目標 a: 下の視覚レイアウトの行のうち、「highlighted-phrase: 掉档的效果: [75, 663, 182, 687]」を含む行から「highlighted-phrase: 这条裤长到脚踝，整体是哈伦的效果: [75, 497, 413, 521]」を含む行までをすべて、そのまま書き写してもらえますか？

読解文:
────────────────────────────────────────

【新世紀を探しに/四国旅日記1999夏】


1999年夏、東京在住40歳の私は、第5回「森林と市民を結ぶ全国の集い」に参加するために四国へ向かった。目的地は高知県の大川村。林業の情報収集するのが目的だったが、そのフリースペースで『むささびタマリンの森林づくり入門』を配布するべく200冊を会場に送っておいた。

途上、直島コンテンポラリーアートミュージアムに立ち寄り、高松から吉野川を眺めつつ予讃線に揺られ、大川村の宿舎で林業の師となる鋸谷茂(おがや・しげる)さんに出会う。

帰路はフェリーで大阪へ向かい、京都で建築を見る。

高校生の修学旅行以来、2度目の四国行きであり、私の人生を劇的に変えるきっかけとなった記念すべき旅のスケッチブックを公開します(原画:175×120mmクロッキー紙スケッチブック、全26枚)。


扉「新世紀をさがしに……旅日記1999.8.18〜23」

扉「新世紀をさがしに……旅日記1999.8.18〜23」
旅のコース。朝一番の飛行機で岡山へ、そこから電車で宇野。フェリーで直島へ。


1)異国の女の子

1)異国の女の子
早朝、羽田から飛行機に乗る。窓から富士山や南アルプス南部の山々を眺める。

岡山駅で異国の女性バックパッカーを見かけて、スケッチする。
思えば彼女の姿が、この旅日記を書かせるきっかけと原動力だったのかもしれない。


2)フェリーで瀬戸内海へ

2)フェリーで瀬戸内海へ
風雨の中、瀬戸内海へ。フェリーはがら空きで、美術館へ向かうインテリ風は皆無だった。


3)直島の現代美術その1

3)直島の現代美術その1

直島の港からマイクロバスで美術館へ。ジャコメッティやセザールのオブジェが出迎える。
ブルース・ナウマンのネオン灯の作品が、巨大なコンクリート打ち放しのシリンダー内に置かれている。


4)直島の現代美術その2

4)直島の現代美術その2

クリストやホックニ-、フランク・ステラなど既存の作品もあったが、なんといっても、
作家に直島でのインスピレーションで作らせた美術が面白い。
ヤニス・クネリス、リチャード・ロング、ジェニファー・バートレットなど。
珠玉の現代美術をこの島で見れる不思議。


5)カフェ、バスキアと海

5)カフェ、バスキアと海

バスキアの絵が掛かったレストラン・カフェから瀬戸内海の眺め。
シンプルな断面なのに、複雑な空間性を持つこの建物の形は最後まで掴めなかった。
スタンプは「南寺」の建築のドローイング。安藤の木造作品。


6)タレルの南寺へ

6)タレルの南寺へ

古民家の立ち並ぶ一角に安藤とジェームス・タレルのコラボレーション「南寺」。
暗闇の建物の中にタレルの構成が浮かび上がるのを待つ。仕掛けは超微弱電光。島の家は焼き杉が使われている。

────────────────────────────────────────

[視覚レイアウトの行]
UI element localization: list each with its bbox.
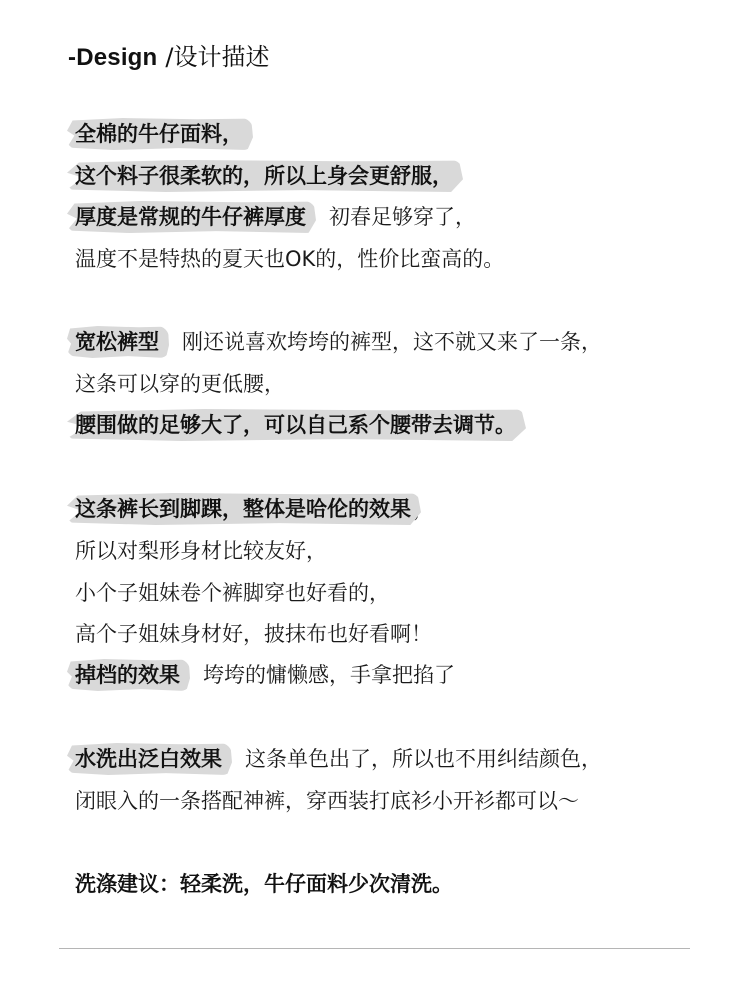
highlighted-phrase: 掉档的效果: [75, 663, 182, 687]
plain-text: 高个子姐妹身材好，披抹布也好看啊！: [75, 622, 432, 646]
text-line: 掉档的效果，垮垮的慵懒感，手拿把掐了: [75, 660, 455, 690]
section-title-english: -Design: [68, 44, 157, 71]
highlighted-phrase: 水洗出泛白效果: [75, 747, 224, 771]
text-line: 闭眼入的一条搭配神裤，穿西装打底衫小开衫都可以～: [75, 786, 579, 816]
text-line: 这个料子很柔软的，所以上身会更舒服，: [75, 161, 455, 191]
highlighted-phrase: 腰围做的足够大了，可以自己系个腰带去调节。: [75, 413, 518, 437]
highlighted-phrase: 宽松裤型: [75, 330, 161, 354]
text-line: 这条裤长到脚踝，整体是哈伦的效果，: [75, 494, 434, 524]
text-line: 厚度是常规的牛仔裤厚度，初春足够穿了，: [75, 202, 476, 232]
highlighted-phrase: 这个料子很柔软的，所以上身会更舒服，: [75, 164, 455, 188]
plain-text: ，垮垮的慵懒感，手拿把掐了: [182, 663, 455, 687]
section-title: -Design/设计描述: [68, 40, 270, 75]
highlighted-phrase: 这条裤长到脚踝，整体是哈伦的效果: [75, 497, 413, 521]
text-line: 宽松裤型，刚还说喜欢垮垮的裤型，这不就又来了一条，: [75, 327, 602, 357]
plain-text: 闭眼入的一条搭配神裤，穿西装打底衫小开衫都可以～: [75, 789, 579, 813]
plain-text: 这条可以穿的更低腰，: [75, 372, 285, 396]
text-line: 高个子姐妹身材好，披抹布也好看啊！: [75, 619, 432, 649]
text-line: 所以对梨形身材比较友好，: [75, 536, 327, 566]
plain-text: ，刚还说喜欢垮垮的裤型，这不就又来了一条，: [161, 330, 602, 354]
care-instructions: 洗涤建议：轻柔洗，牛仔面料少次清洗。: [75, 869, 453, 899]
plain-text: 温度不是特热的夏天也OK的，性价比蛮高的。: [75, 247, 504, 271]
text-line: 温度不是特热的夏天也OK的，性价比蛮高的。: [75, 244, 504, 274]
text-line: 腰围做的足够大了，可以自己系个腰带去调节。: [75, 410, 518, 440]
plain-text: ，这条单色出了，所以也不用纠结颜色，: [224, 747, 602, 771]
plain-text: ，初春足够穿了，: [308, 205, 476, 229]
section-title-chinese: /设计描述: [165, 43, 269, 71]
text-line: 这条可以穿的更低腰，: [75, 369, 285, 399]
text-line: 水洗出泛白效果，这条单色出了，所以也不用纠结颜色，: [75, 744, 602, 774]
highlighted-phrase: 全棉的牛仔面料，: [75, 122, 245, 146]
plain-text: 所以对梨形身材比较友好，: [75, 539, 327, 563]
divider: [59, 948, 690, 949]
text-line: 小个子姐妹卷个裤脚穿也好看的，: [75, 578, 390, 608]
text-line: 全棉的牛仔面料，: [75, 119, 245, 149]
highlighted-phrase: 厚度是常规的牛仔裤厚度: [75, 205, 308, 229]
plain-text: 小个子姐妹卷个裤脚穿也好看的，: [75, 581, 390, 605]
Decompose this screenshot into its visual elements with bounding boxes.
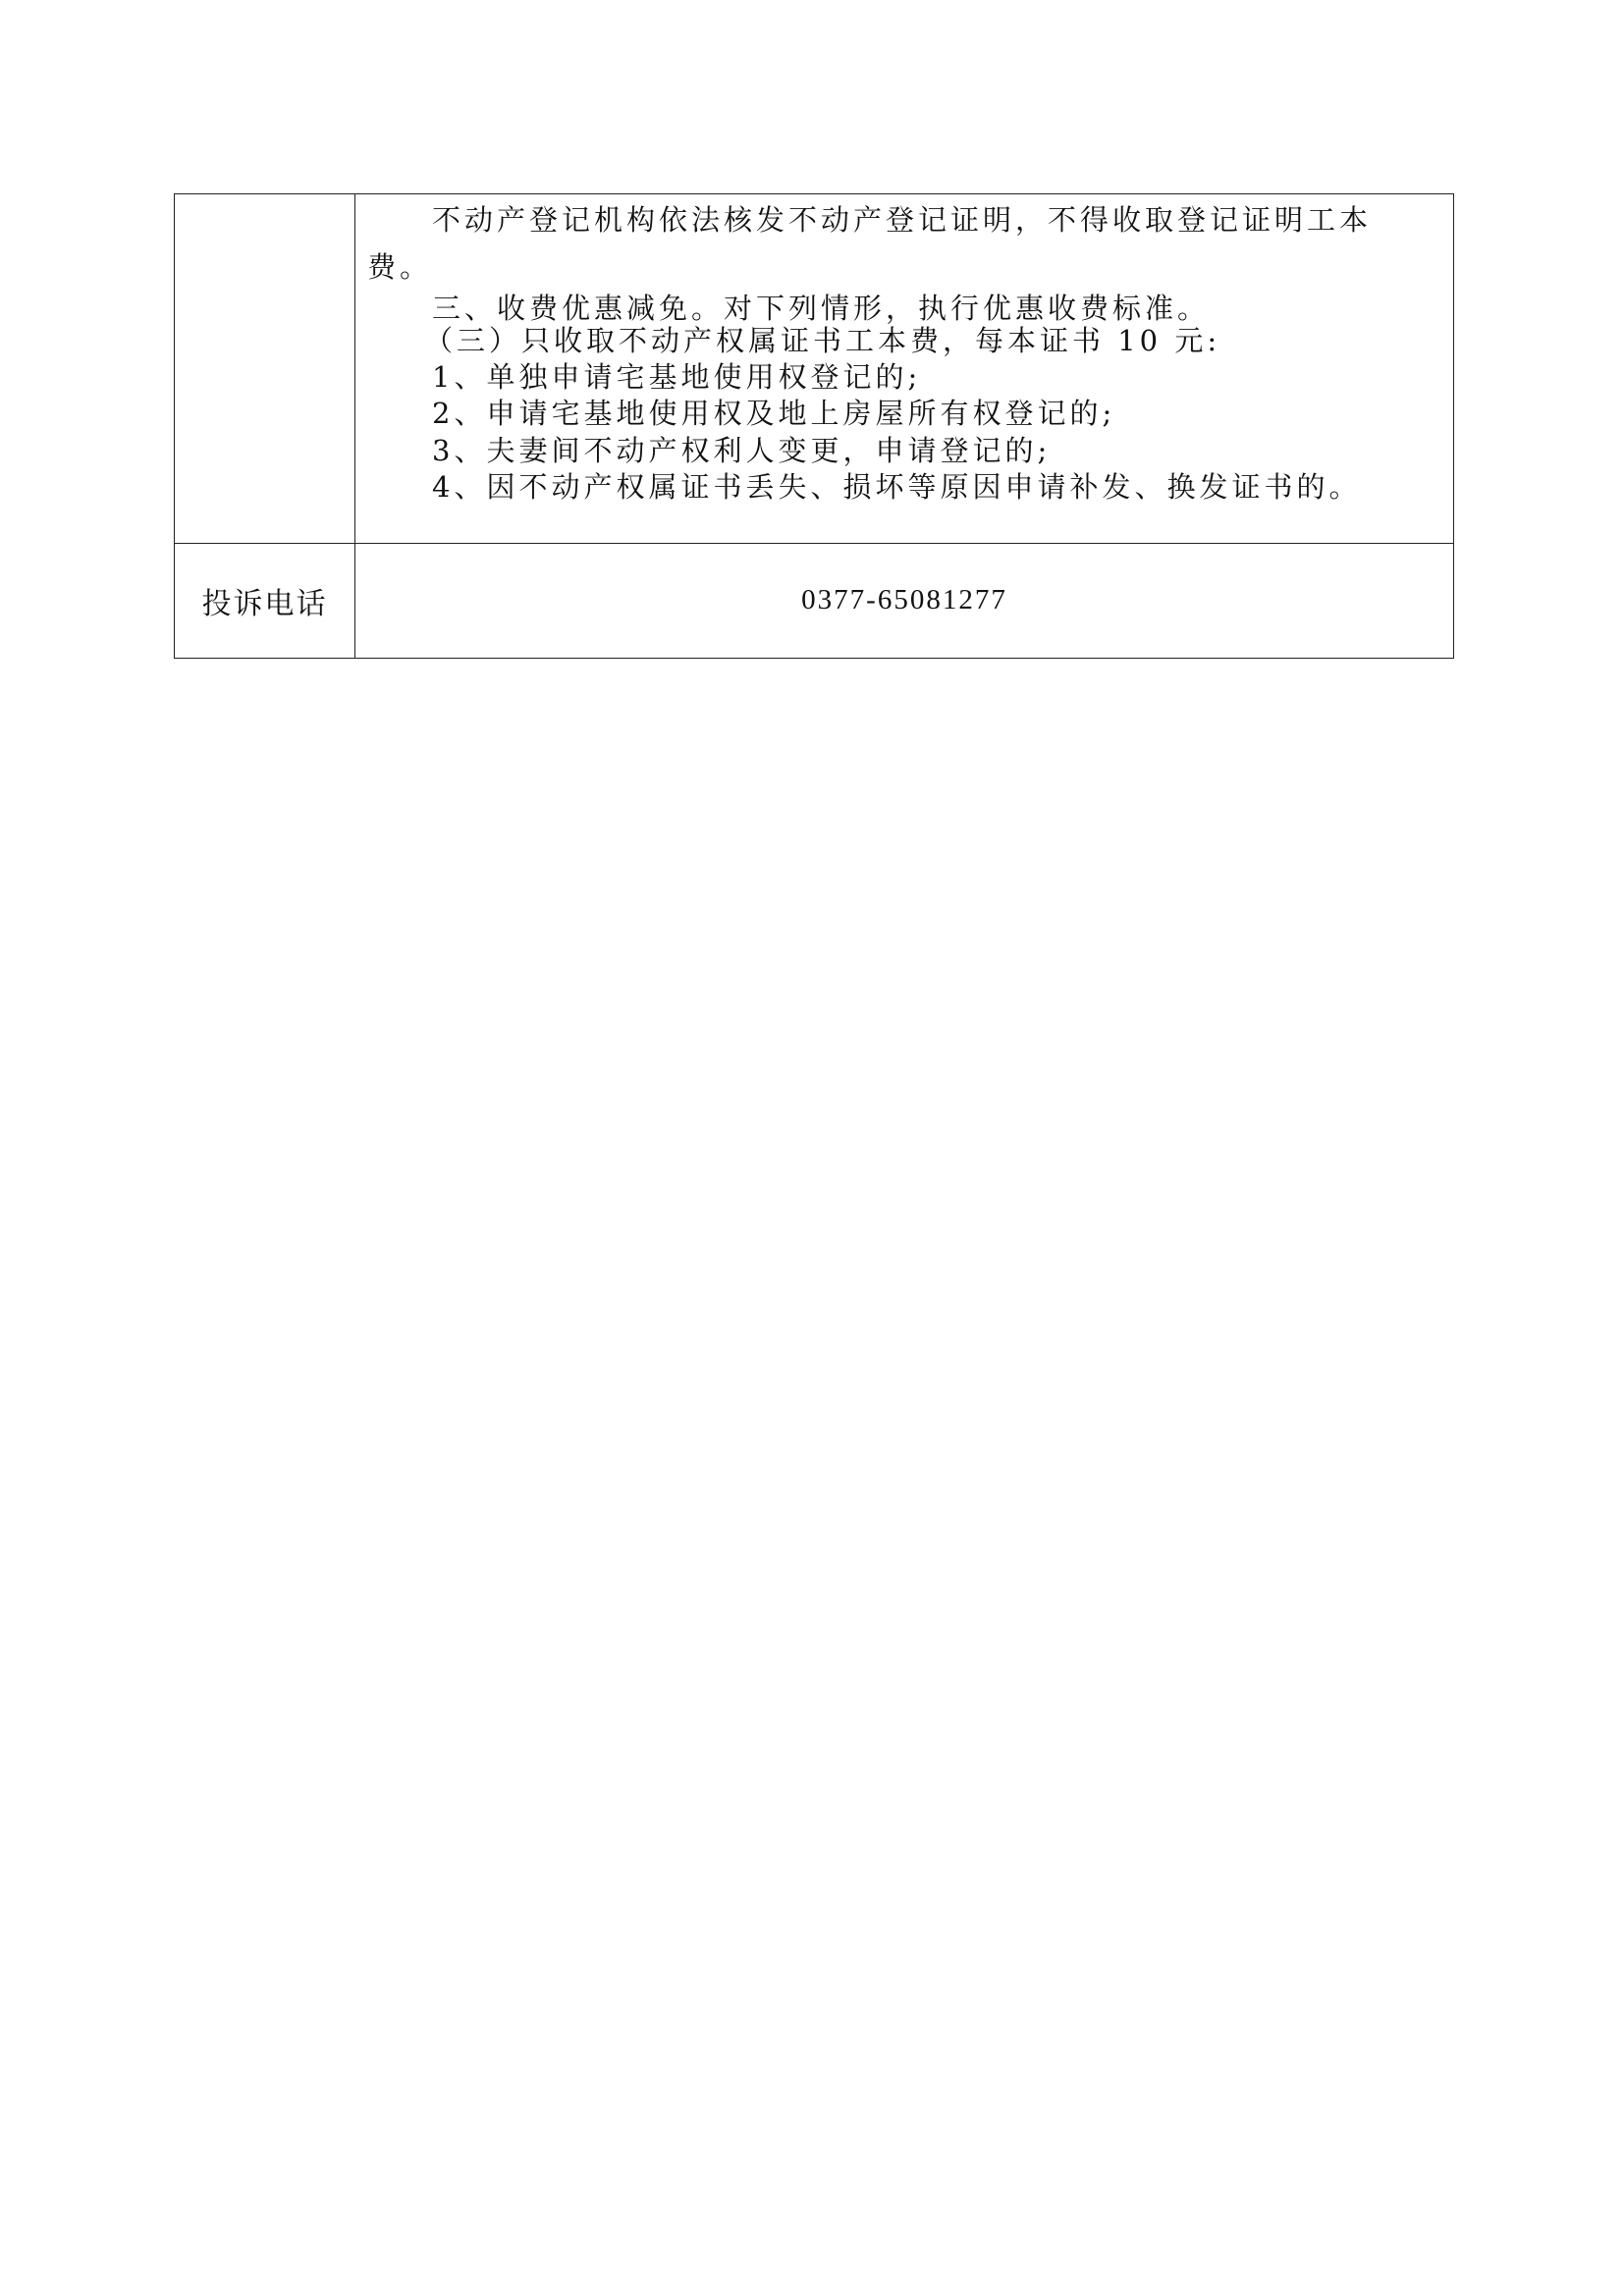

────────────────────────────────────────

目標 b: 上の四国旅日記の「クリストやホックニ-、フランク・ステラなど既存の作品もあったが、なんといっても、」から「バスキアの絵が掛かったレストラン・カフェから瀬戸内海の眺め。」までをすべて、一字一句変えずに繰り返してもらえますか？

解答 a:
highlighted-phrase: 掉档的效果: [75, 663, 182, 687]
plain-text: 高个子姐妹身材好，披抹布也好看啊！: [75, 622, 432, 646]
text-line: 掉档的效果，垮垮的慵懒感，手拿把掐了: [75, 660, 455, 690]
section-title-english: -Design: [68, 44, 157, 71]
highlighted-phrase: 水洗出泛白效果: [75, 747, 224, 771]
text-line: 闭眼入的一条搭配神裤，穿西装打底衫小开衫都可以～: [75, 786, 579, 816]
text-line: 这个料子很柔软的，所以上身会更舒服，: [75, 161, 455, 191]
highlighted-phrase: 腰围做的足够大了，可以自己系个腰带去调节。: [75, 413, 518, 437]
highlighted-phrase: 宽松裤型: [75, 330, 161, 354]
text-line: 这条裤长到脚踝，整体是哈伦的效果，: [75, 494, 434, 524]
text-line: 厚度是常规的牛仔裤厚度，初春足够穿了，: [75, 202, 476, 232]
highlighted-phrase: 这个料子很柔软的，所以上身会更舒服，: [75, 164, 455, 188]
plain-text: ，垮垮的慵懒感，手拿把掐了: [182, 663, 455, 687]
section-title: -Design/设计描述: [68, 40, 270, 75]
highlighted-phrase: 这条裤长到脚踝，整体是哈伦的效果: [75, 497, 413, 521]

解答 b:
クリストやホックニ-、フランク・ステラなど既存の作品もあったが、なんといっても、
作家に直島でのインスピレーションで作らせた美術が面白い。
ヤニス・クネリス、リチャード・ロング、ジェニファー・バートレットなど。
珠玉の現代美術をこの島で見れる不思議。


5)カフェ、バスキアと海

5)カフェ、バスキアと海

バスキアの絵が掛かったレストラン・カフェから瀬戸内海の眺め。